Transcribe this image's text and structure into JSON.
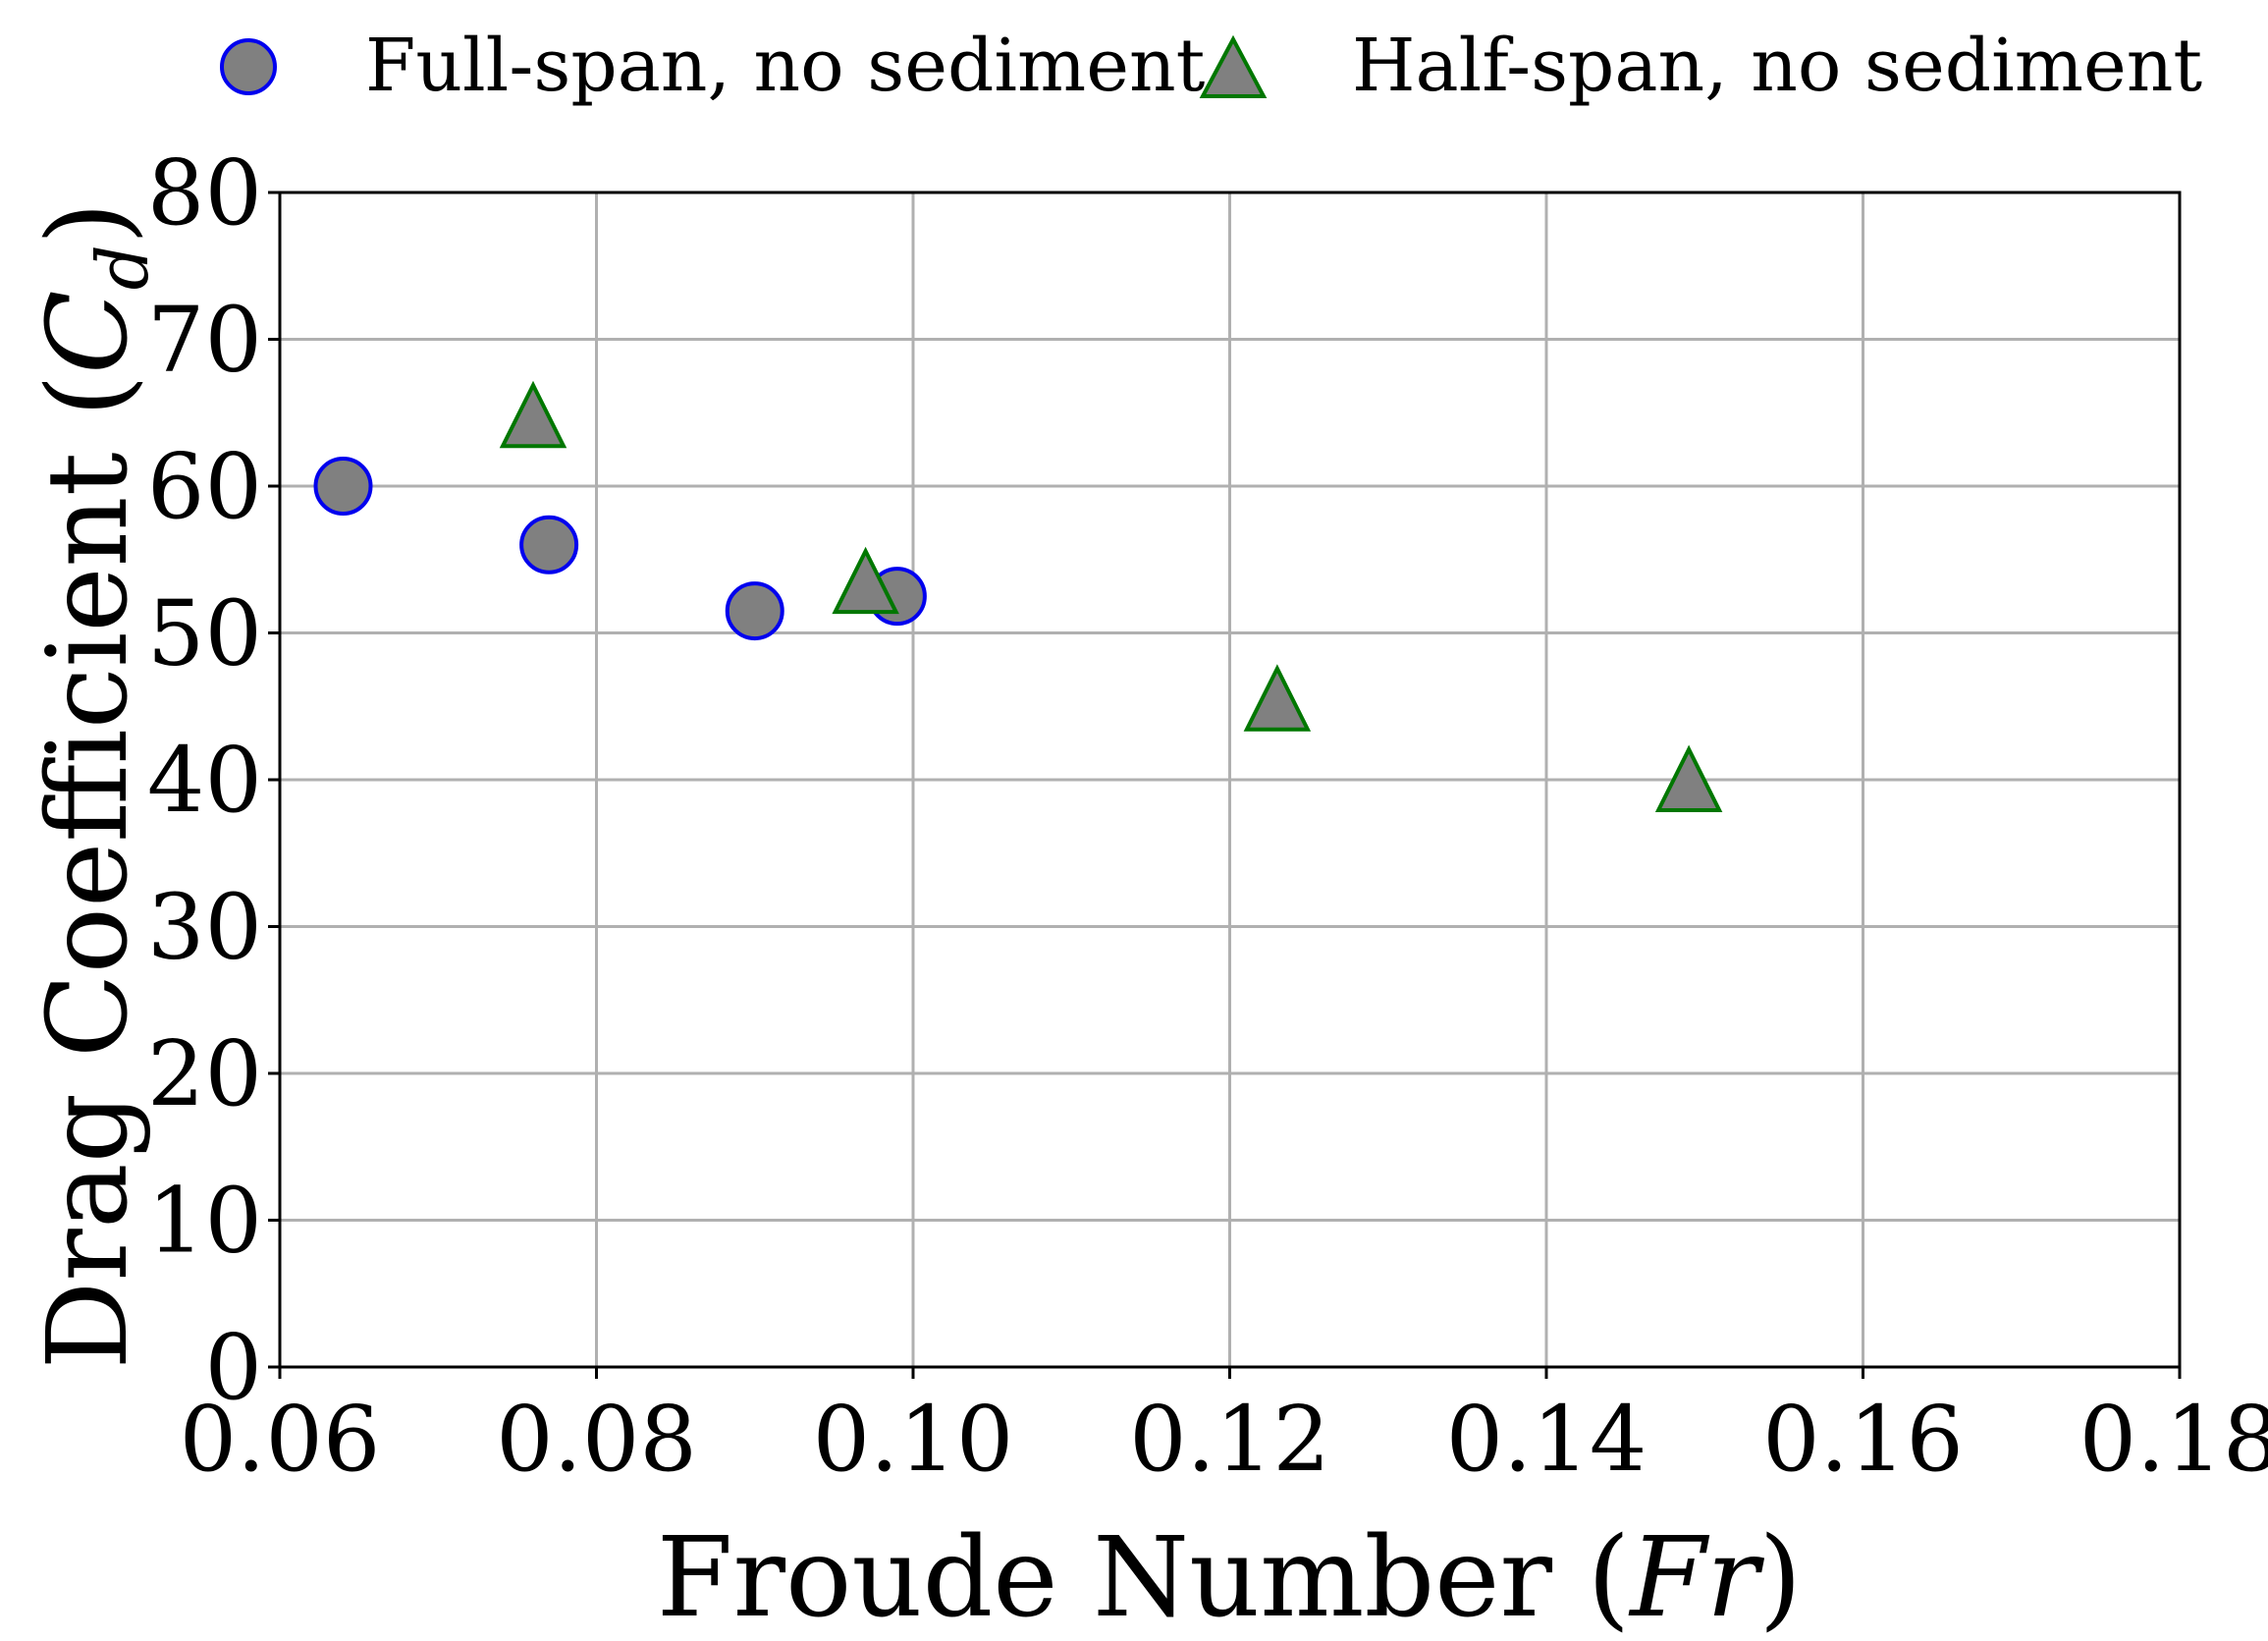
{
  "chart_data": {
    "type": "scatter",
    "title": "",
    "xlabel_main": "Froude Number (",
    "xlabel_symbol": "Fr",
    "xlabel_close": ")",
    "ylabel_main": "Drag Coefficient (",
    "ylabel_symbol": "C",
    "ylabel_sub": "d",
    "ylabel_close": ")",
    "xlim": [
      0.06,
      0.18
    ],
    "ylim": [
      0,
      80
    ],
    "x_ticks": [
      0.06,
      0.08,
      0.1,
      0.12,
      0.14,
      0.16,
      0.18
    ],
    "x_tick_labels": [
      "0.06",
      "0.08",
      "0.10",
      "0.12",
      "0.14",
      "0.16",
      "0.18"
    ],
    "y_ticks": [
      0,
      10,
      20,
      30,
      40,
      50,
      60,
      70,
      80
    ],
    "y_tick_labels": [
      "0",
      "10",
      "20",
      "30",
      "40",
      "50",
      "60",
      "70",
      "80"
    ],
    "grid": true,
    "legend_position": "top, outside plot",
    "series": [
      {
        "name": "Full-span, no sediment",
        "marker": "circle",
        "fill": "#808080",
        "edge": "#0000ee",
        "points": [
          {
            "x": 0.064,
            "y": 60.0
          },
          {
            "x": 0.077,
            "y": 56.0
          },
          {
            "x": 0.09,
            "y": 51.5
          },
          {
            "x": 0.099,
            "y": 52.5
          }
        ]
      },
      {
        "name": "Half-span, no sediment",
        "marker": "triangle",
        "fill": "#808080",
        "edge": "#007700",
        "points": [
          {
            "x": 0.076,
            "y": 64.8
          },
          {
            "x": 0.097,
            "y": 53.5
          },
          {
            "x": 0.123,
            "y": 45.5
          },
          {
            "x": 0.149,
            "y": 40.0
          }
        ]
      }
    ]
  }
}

» Instruction:
Copy out the whole listing exactly, and don't carry over any pictures.

» Complete output:
Transcribe this image's text and structure into JSON.
{
  "chart_data": {
    "type": "scatter",
    "title": "",
    "xlabel_main": "Froude Number (",
    "xlabel_symbol": "Fr",
    "xlabel_close": ")",
    "ylabel_main": "Drag Coefficient (",
    "ylabel_symbol": "C",
    "ylabel_sub": "d",
    "ylabel_close": ")",
    "xlim": [
      0.06,
      0.18
    ],
    "ylim": [
      0,
      80
    ],
    "x_ticks": [
      0.06,
      0.08,
      0.1,
      0.12,
      0.14,
      0.16,
      0.18
    ],
    "x_tick_labels": [
      "0.06",
      "0.08",
      "0.10",
      "0.12",
      "0.14",
      "0.16",
      "0.18"
    ],
    "y_ticks": [
      0,
      10,
      20,
      30,
      40,
      50,
      60,
      70,
      80
    ],
    "y_tick_labels": [
      "0",
      "10",
      "20",
      "30",
      "40",
      "50",
      "60",
      "70",
      "80"
    ],
    "grid": true,
    "legend_position": "top, outside plot",
    "series": [
      {
        "name": "Full-span, no sediment",
        "marker": "circle",
        "fill": "#808080",
        "edge": "#0000ee",
        "points": [
          {
            "x": 0.064,
            "y": 60.0
          },
          {
            "x": 0.077,
            "y": 56.0
          },
          {
            "x": 0.09,
            "y": 51.5
          },
          {
            "x": 0.099,
            "y": 52.5
          }
        ]
      },
      {
        "name": "Half-span, no sediment",
        "marker": "triangle",
        "fill": "#808080",
        "edge": "#007700",
        "points": [
          {
            "x": 0.076,
            "y": 64.8
          },
          {
            "x": 0.097,
            "y": 53.5
          },
          {
            "x": 0.123,
            "y": 45.5
          },
          {
            "x": 0.149,
            "y": 40.0
          }
        ]
      }
    ]
  }
}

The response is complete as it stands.